Task objective: Print each line of the listing once more, precisely as given.
----------------------------------------
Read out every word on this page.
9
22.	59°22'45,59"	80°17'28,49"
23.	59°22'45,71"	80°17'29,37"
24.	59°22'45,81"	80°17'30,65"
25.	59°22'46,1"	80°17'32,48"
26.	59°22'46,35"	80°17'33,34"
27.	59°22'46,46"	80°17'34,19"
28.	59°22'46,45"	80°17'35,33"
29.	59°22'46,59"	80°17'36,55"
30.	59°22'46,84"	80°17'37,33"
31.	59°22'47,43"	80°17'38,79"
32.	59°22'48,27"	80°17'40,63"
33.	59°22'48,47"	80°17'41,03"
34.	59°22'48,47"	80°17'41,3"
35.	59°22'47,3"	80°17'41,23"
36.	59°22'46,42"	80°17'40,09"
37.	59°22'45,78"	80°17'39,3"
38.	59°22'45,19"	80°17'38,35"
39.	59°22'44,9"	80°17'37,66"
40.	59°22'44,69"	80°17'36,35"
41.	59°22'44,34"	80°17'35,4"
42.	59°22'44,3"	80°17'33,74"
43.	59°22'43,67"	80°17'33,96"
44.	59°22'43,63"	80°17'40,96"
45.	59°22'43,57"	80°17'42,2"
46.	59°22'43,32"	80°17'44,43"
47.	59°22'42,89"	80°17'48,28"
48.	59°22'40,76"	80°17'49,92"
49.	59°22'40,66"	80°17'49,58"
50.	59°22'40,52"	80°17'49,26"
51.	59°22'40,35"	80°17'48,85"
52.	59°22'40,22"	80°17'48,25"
----------------------------------------
Written response:
Read out every word on this page.
9
22.	59°22'45,59"	80°17'28,49"
23.	59°22'45,71"	80°17'29,37"
24.	59°22'45,81"	80°17'30,65"
25.	59°22'46,1"	80°17'32,48"
26.	59°22'46,35"	80°17'33,34"
27.	59°22'46,46"	80°17'34,19"
28.	59°22'46,45"	80°17'35,33"
29.	59°22'46,59"	80°17'36,55"
30.	59°22'46,84"	80°17'37,33"
31.	59°22'47,43"	80°17'38,79"
32.	59°22'48,27"	80°17'40,63"
33.	59°22'48,47"	80°17'41,03"
34.	59°22'48,47"	80°17'41,3"
35.	59°22'47,3"	80°17'41,23"
36.	59°22'46,42"	80°17'40,09"
37.	59°22'45,78"	80°17'39,3"
38.	59°22'45,19"	80°17'38,35"
39.	59°22'44,9"	80°17'37,66"
40.	59°22'44,69"	80°17'36,35"
41.	59°22'44,34"	80°17'35,4"
42.	59°22'44,3"	80°17'33,74"
43.	59°22'43,67"	80°17'33,96"
44.	59°22'43,63"	80°17'40,96"
45.	59°22'43,57"	80°17'42,2"
46.	59°22'43,32"	80°17'44,43"
47.	59°22'42,89"	80°17'48,28"
48.	59°22'40,76"	80°17'49,92"
49.	59°22'40,66"	80°17'49,58"
50.	59°22'40,52"	80°17'49,26"
51.	59°22'40,35"	80°17'48,85"
52.	59°22'40,22"	80°17'48,25"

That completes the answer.